Give the number of lines that include the string "Развитие", nothing more.

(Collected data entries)
• • • •
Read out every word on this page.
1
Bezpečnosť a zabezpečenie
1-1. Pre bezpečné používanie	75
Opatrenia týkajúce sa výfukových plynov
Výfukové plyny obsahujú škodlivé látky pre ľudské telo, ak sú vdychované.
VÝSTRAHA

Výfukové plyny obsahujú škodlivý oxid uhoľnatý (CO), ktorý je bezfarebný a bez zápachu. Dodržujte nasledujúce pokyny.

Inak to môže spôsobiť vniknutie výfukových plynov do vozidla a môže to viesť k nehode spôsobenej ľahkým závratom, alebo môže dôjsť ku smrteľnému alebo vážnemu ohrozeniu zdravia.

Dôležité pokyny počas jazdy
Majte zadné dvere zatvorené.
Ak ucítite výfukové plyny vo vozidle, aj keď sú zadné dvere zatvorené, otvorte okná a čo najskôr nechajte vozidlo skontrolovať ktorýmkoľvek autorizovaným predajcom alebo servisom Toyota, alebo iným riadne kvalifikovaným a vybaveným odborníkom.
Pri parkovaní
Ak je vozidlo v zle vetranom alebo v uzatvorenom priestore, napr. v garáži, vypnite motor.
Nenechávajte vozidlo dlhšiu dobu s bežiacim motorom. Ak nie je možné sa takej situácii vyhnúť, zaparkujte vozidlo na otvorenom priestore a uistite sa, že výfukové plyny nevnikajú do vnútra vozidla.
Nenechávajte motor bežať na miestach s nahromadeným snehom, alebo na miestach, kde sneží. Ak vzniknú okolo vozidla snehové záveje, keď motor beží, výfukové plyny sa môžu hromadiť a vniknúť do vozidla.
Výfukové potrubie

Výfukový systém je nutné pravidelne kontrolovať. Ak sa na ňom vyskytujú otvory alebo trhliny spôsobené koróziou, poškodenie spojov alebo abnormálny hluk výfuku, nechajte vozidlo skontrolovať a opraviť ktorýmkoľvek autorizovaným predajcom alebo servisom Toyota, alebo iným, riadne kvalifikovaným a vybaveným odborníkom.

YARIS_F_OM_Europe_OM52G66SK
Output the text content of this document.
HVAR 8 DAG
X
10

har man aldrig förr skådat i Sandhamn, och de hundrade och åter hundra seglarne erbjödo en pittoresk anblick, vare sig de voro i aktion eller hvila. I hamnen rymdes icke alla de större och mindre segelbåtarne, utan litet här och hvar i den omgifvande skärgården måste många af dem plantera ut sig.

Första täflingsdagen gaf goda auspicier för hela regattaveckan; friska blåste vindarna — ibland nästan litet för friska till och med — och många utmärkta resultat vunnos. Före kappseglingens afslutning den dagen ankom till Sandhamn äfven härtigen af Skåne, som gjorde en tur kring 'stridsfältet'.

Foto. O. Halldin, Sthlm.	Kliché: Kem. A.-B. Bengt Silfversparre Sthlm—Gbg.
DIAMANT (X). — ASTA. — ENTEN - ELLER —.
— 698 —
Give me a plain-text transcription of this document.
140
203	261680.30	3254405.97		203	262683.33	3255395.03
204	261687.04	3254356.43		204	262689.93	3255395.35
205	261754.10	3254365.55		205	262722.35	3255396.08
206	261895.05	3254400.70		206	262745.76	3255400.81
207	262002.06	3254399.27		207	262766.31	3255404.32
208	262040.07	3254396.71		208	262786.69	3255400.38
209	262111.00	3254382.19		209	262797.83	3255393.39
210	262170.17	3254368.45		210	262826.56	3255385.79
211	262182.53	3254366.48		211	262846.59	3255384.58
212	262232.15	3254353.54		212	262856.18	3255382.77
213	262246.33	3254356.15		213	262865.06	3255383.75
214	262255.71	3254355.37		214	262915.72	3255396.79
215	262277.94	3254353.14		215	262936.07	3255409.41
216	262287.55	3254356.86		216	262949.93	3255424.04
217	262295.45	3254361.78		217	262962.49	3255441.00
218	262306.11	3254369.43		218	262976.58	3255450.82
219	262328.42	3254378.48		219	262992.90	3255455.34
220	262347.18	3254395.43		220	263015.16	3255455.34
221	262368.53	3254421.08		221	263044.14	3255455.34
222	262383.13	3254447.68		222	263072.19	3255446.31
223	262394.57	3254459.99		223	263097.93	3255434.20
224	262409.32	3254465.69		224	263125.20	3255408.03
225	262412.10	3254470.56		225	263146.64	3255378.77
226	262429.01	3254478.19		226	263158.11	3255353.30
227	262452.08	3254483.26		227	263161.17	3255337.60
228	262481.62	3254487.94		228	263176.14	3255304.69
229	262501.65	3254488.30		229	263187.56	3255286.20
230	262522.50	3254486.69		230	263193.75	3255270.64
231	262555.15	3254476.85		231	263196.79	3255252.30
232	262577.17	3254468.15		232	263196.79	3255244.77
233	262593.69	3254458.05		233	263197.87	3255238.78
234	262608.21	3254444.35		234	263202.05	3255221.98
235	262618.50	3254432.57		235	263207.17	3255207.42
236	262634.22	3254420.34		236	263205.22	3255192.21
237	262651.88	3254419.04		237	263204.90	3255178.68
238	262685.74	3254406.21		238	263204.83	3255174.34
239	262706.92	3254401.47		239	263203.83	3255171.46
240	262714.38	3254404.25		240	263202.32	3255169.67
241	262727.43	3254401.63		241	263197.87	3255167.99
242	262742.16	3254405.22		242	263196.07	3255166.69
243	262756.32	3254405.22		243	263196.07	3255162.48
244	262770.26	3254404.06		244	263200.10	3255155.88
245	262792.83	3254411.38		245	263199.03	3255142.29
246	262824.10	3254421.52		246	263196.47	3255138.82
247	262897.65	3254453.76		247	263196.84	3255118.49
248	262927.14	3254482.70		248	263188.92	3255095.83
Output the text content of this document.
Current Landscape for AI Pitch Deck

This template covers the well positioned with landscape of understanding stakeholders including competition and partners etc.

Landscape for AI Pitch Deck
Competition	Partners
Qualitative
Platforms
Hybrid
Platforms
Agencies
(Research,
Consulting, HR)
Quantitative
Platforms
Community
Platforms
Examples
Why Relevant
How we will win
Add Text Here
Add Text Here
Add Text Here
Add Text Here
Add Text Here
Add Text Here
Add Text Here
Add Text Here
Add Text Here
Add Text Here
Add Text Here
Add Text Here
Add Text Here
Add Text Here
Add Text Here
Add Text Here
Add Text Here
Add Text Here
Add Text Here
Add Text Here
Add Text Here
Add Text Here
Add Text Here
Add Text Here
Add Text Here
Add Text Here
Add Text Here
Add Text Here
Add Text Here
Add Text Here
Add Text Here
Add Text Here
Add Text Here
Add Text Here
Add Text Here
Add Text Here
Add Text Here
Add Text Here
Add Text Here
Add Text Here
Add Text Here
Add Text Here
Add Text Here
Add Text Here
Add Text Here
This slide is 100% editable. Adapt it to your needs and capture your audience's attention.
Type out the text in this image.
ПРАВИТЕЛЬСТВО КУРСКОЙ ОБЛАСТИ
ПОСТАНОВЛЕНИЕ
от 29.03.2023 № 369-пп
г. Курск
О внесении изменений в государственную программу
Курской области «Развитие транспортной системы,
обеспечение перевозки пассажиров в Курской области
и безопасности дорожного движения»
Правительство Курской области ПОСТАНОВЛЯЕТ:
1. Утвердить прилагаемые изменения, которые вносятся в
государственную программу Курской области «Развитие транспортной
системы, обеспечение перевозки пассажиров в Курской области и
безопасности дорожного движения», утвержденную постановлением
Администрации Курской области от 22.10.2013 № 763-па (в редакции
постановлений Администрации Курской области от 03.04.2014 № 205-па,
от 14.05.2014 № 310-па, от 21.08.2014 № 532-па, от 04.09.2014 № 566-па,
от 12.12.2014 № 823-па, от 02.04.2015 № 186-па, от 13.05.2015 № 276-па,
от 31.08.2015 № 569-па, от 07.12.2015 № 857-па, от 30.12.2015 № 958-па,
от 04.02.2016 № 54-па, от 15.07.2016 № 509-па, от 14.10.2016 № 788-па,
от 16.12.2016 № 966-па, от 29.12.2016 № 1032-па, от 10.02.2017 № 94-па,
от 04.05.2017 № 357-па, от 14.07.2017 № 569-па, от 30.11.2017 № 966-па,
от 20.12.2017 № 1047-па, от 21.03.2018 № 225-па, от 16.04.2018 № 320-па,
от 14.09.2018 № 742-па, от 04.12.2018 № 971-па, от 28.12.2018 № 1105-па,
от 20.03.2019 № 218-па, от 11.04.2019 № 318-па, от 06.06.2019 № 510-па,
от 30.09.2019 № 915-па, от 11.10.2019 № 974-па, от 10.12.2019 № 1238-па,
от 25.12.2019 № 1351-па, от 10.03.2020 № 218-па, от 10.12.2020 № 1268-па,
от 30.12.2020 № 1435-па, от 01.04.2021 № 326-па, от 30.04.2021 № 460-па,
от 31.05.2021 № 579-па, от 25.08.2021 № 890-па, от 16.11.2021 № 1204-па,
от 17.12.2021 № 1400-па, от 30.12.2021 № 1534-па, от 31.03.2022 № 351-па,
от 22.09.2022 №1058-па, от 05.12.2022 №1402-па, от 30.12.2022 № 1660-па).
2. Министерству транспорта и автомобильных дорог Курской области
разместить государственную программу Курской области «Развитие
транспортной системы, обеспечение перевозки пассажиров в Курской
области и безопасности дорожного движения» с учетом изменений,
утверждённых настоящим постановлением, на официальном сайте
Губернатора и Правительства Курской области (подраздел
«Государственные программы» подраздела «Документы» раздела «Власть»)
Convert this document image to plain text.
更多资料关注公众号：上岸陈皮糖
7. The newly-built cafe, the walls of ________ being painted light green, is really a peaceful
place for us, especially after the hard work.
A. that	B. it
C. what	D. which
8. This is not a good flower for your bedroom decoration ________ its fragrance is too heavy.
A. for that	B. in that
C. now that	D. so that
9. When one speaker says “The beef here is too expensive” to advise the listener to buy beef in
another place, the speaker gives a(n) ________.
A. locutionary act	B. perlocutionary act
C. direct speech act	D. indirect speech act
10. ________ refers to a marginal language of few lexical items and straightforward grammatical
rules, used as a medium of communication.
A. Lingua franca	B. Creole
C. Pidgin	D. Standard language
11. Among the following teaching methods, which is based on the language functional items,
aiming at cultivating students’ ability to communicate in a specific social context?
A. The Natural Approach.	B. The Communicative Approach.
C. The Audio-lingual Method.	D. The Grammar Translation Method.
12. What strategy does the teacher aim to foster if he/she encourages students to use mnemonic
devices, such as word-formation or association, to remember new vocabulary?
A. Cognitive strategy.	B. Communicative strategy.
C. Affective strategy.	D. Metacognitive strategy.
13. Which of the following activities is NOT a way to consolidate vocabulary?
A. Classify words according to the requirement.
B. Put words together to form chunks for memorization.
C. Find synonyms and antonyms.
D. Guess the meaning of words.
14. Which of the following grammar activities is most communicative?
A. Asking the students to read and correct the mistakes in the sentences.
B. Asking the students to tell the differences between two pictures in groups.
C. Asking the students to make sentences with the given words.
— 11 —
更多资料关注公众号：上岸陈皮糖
• • • •
SOLUTION FOR THIS PROBLEM
3